Your instructions:
Work out how many lines in the records below include the string "four", and reply with that number alone.

Source information:

:::::

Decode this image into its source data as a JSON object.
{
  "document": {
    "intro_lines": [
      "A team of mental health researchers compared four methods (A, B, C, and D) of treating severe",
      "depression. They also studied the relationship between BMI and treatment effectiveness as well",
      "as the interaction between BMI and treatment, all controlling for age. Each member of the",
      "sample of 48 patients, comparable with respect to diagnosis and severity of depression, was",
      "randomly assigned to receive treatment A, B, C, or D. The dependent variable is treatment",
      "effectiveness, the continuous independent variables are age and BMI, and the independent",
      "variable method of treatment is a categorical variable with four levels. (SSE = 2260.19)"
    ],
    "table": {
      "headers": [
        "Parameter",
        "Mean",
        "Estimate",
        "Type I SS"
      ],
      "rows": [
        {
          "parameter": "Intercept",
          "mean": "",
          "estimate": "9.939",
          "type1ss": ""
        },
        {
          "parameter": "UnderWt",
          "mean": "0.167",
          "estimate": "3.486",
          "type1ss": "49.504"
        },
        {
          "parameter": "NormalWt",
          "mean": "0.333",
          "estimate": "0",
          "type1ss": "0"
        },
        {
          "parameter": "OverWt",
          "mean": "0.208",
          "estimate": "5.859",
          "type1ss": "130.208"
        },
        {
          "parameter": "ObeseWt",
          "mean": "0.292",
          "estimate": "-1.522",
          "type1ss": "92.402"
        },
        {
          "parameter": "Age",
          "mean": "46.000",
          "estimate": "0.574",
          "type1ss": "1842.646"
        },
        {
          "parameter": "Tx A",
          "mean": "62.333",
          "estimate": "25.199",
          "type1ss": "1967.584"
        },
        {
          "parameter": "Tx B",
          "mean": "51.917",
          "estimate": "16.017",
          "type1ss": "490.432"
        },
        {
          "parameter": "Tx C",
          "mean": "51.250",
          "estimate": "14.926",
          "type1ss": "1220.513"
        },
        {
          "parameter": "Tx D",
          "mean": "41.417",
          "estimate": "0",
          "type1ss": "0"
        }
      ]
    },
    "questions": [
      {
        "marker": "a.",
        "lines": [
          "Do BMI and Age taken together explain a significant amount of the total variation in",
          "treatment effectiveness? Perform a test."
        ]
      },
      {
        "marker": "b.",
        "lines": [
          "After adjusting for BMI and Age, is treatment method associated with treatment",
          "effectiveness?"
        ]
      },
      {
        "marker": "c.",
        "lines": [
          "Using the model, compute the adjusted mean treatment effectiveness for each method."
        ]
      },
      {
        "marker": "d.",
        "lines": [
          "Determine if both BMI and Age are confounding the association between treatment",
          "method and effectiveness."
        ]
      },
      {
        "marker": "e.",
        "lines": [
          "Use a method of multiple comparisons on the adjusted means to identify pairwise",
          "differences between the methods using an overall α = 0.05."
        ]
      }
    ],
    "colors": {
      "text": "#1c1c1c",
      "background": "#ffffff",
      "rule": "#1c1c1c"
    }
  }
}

:::::

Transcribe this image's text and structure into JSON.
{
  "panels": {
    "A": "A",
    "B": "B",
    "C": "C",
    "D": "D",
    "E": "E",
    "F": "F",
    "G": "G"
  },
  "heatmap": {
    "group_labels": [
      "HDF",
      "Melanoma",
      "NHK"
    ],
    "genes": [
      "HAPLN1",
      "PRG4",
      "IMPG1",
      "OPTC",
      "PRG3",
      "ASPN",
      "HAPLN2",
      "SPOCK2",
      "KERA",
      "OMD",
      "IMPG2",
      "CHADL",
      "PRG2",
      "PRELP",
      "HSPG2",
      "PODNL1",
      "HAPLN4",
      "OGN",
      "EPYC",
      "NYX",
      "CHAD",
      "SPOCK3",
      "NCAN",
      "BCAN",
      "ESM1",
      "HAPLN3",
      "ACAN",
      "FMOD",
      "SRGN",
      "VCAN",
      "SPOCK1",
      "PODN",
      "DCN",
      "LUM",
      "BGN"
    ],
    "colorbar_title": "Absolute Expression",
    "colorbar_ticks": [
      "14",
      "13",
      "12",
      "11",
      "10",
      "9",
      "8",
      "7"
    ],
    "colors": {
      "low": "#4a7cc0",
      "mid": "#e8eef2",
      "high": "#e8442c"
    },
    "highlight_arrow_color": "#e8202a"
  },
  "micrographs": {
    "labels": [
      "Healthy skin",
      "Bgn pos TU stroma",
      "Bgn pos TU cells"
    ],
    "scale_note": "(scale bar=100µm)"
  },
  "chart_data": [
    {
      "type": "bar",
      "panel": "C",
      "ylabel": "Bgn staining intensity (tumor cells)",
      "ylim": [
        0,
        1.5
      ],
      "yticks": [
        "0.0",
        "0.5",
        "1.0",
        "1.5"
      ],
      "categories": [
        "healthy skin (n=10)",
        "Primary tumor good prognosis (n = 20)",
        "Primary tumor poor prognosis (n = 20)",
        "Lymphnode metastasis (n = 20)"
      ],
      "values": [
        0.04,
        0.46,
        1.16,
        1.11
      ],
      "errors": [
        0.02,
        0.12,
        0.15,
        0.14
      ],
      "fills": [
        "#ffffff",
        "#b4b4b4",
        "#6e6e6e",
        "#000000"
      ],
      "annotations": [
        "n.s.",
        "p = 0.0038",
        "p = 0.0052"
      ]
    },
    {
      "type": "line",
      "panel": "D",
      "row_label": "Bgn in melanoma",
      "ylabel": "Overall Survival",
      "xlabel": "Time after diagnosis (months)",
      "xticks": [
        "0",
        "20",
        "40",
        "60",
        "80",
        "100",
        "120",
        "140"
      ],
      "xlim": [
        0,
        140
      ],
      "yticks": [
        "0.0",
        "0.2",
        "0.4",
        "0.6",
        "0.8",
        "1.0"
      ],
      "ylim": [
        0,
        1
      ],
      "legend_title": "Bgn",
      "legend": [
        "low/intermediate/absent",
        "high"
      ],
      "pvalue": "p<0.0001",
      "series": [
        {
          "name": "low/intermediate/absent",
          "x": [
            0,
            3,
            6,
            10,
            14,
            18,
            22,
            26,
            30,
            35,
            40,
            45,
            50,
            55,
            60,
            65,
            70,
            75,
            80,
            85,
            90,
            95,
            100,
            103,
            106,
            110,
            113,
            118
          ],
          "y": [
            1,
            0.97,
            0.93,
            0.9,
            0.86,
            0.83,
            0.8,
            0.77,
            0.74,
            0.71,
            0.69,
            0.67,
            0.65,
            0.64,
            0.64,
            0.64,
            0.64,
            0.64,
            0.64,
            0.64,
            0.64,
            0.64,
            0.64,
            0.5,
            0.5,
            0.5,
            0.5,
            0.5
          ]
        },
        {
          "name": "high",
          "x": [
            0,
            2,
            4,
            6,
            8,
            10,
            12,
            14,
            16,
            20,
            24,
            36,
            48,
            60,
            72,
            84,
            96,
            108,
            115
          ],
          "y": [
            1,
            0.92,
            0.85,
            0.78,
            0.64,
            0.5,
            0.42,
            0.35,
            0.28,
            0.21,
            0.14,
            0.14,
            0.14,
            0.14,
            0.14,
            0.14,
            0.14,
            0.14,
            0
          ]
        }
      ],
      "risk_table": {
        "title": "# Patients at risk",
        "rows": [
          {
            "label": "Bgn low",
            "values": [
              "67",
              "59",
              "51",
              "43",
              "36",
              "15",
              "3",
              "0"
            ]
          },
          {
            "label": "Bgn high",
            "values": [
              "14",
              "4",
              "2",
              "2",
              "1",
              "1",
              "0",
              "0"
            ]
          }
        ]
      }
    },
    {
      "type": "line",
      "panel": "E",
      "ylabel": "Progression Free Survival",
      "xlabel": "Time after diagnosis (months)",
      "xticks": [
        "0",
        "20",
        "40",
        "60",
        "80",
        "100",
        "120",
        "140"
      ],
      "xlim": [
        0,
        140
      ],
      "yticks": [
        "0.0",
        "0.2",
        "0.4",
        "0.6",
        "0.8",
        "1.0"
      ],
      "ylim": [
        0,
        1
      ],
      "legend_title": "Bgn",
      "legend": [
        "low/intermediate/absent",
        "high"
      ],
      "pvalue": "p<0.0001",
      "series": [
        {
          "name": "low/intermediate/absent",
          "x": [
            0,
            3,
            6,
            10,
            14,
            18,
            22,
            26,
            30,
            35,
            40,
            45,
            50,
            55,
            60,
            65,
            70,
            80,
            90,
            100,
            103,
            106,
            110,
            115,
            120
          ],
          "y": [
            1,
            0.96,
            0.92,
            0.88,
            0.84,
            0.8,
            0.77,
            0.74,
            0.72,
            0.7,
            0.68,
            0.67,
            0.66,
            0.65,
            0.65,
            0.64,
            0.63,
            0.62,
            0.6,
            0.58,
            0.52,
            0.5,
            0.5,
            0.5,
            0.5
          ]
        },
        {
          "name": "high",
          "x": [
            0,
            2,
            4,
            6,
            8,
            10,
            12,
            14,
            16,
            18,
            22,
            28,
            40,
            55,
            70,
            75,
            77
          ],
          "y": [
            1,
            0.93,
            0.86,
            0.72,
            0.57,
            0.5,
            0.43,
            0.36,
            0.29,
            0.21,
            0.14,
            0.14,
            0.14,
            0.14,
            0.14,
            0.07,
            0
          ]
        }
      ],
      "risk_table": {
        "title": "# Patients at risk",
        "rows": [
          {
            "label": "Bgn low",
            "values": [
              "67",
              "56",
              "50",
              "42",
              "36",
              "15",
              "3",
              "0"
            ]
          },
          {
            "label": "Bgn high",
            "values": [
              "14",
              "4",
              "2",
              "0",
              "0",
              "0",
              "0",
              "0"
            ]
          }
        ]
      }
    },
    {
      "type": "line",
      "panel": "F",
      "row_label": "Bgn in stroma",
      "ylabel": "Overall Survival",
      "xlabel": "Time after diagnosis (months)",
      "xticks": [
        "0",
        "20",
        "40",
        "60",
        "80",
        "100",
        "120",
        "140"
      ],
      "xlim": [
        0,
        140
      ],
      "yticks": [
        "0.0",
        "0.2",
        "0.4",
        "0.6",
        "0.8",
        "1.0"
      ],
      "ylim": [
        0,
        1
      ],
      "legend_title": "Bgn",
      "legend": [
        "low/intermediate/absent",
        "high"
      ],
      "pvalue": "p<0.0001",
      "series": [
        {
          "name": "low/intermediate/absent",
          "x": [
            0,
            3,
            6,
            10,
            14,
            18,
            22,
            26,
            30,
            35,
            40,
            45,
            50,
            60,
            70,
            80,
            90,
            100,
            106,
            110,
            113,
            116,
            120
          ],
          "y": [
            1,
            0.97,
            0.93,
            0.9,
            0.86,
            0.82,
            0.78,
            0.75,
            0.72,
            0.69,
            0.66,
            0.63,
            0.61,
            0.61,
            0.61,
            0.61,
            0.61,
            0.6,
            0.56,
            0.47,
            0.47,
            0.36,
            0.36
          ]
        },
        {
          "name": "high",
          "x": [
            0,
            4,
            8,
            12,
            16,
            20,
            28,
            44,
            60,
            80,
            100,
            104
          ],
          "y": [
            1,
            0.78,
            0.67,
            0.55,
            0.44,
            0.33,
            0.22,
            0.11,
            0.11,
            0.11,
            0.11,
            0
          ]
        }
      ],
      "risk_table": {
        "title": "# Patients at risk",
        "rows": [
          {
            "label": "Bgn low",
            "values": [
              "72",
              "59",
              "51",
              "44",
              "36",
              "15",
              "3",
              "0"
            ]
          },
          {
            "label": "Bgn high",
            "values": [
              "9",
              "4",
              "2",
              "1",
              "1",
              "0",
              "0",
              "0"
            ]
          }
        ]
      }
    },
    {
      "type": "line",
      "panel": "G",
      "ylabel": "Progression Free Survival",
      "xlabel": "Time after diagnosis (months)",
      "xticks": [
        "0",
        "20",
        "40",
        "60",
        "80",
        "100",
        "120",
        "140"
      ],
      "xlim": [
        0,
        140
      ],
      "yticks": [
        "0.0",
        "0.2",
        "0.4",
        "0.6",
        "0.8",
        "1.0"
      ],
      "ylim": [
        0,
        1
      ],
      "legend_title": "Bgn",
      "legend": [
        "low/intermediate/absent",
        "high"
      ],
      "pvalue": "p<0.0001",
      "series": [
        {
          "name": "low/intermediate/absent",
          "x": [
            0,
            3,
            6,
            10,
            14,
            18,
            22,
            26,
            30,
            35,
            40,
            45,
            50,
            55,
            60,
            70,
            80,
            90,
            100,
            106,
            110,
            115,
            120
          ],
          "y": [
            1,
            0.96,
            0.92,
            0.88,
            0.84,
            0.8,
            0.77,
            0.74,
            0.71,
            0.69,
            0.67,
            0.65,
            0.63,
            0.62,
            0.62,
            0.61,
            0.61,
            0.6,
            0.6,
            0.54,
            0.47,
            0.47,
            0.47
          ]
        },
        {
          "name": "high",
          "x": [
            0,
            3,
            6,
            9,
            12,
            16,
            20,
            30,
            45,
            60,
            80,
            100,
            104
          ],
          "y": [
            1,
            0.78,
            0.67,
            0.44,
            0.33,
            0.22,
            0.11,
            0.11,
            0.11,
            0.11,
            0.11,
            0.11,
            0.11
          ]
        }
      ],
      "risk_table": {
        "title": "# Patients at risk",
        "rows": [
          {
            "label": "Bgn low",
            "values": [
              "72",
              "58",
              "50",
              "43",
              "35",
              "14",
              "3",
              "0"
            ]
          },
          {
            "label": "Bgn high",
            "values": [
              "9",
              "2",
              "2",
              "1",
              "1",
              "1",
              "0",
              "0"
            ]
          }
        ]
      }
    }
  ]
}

:::::

Answer space:
2